Data extracted from a collection:
══════════
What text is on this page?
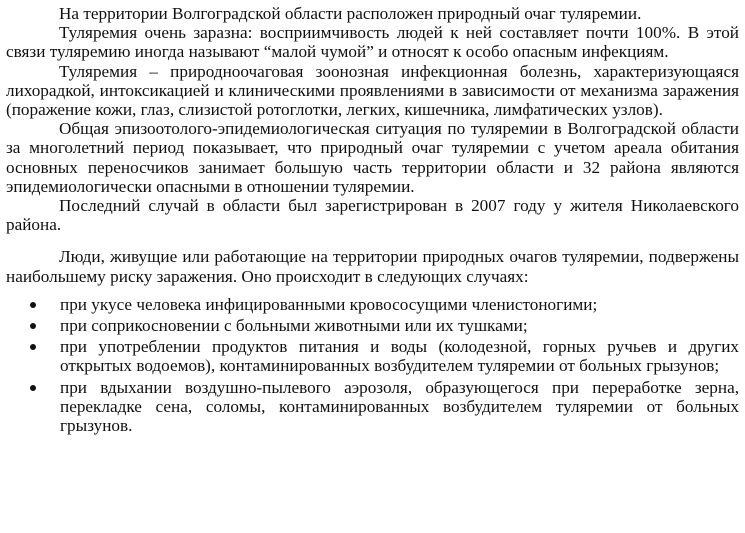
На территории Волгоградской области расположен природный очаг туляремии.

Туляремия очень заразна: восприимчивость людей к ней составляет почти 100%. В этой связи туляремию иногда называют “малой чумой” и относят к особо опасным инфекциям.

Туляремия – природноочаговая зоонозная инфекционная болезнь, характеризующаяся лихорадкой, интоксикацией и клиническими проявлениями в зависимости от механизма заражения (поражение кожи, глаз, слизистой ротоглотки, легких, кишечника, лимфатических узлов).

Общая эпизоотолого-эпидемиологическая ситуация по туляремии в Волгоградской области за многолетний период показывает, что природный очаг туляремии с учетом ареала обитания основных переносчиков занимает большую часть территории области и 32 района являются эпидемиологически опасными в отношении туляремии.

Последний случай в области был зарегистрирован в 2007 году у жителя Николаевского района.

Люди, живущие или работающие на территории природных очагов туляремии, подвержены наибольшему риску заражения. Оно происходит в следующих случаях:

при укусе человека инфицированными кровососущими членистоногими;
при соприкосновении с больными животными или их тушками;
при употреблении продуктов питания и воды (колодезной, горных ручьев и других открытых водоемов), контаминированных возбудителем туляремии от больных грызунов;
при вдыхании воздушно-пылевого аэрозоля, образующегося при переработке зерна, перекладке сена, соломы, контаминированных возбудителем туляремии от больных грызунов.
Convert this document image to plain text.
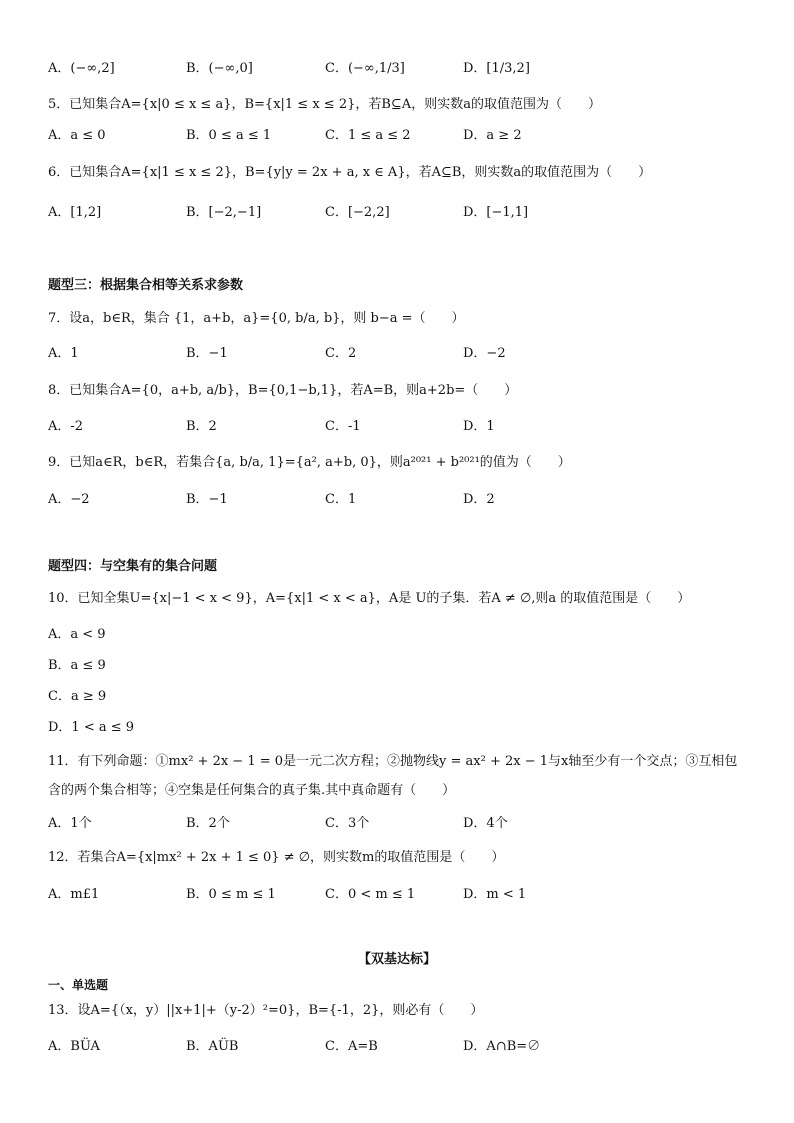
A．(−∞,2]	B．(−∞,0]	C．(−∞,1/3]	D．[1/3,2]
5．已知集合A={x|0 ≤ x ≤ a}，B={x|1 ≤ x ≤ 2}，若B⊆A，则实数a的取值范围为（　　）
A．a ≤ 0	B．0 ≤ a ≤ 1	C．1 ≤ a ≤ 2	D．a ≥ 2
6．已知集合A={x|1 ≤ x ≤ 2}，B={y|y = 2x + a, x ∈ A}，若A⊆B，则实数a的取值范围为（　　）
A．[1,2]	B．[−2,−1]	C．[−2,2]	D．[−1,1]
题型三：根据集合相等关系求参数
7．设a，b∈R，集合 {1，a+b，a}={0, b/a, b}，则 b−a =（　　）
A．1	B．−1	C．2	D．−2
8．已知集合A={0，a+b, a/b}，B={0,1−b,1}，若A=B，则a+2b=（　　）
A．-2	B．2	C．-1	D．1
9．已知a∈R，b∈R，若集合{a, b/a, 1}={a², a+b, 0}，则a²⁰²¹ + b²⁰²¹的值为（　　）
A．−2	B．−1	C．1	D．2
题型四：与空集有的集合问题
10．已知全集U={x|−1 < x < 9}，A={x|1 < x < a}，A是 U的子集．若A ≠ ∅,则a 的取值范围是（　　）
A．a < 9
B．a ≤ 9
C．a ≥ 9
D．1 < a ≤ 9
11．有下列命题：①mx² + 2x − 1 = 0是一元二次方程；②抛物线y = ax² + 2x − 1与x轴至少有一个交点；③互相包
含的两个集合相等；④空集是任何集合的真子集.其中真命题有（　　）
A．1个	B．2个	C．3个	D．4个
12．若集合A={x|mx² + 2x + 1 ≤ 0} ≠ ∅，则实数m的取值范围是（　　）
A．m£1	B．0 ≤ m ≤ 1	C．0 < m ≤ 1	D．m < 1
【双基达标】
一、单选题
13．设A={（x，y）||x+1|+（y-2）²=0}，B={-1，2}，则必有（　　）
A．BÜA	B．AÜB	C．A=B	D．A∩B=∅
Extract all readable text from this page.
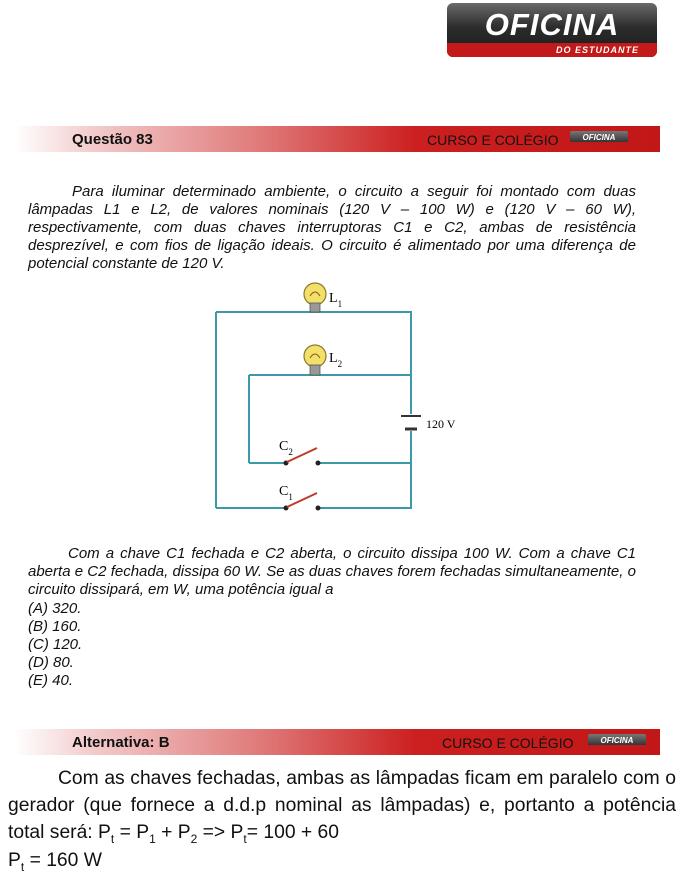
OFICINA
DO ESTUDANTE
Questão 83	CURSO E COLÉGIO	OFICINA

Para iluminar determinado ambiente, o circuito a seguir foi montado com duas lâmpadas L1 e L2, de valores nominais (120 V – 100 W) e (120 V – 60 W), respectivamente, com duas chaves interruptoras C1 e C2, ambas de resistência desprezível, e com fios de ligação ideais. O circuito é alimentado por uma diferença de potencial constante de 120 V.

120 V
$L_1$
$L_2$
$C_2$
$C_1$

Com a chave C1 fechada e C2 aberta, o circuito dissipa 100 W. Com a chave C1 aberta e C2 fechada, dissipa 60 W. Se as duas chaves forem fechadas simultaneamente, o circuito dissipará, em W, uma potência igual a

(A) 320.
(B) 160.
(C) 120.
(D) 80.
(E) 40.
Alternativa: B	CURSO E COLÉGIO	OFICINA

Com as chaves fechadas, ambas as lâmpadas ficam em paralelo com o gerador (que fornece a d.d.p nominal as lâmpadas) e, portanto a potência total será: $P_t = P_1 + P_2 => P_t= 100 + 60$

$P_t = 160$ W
══════════
- TASK DIRECTIONS
Supply the count of lines in the entries that contain the word "page", and nothing besides.

- REPLY
2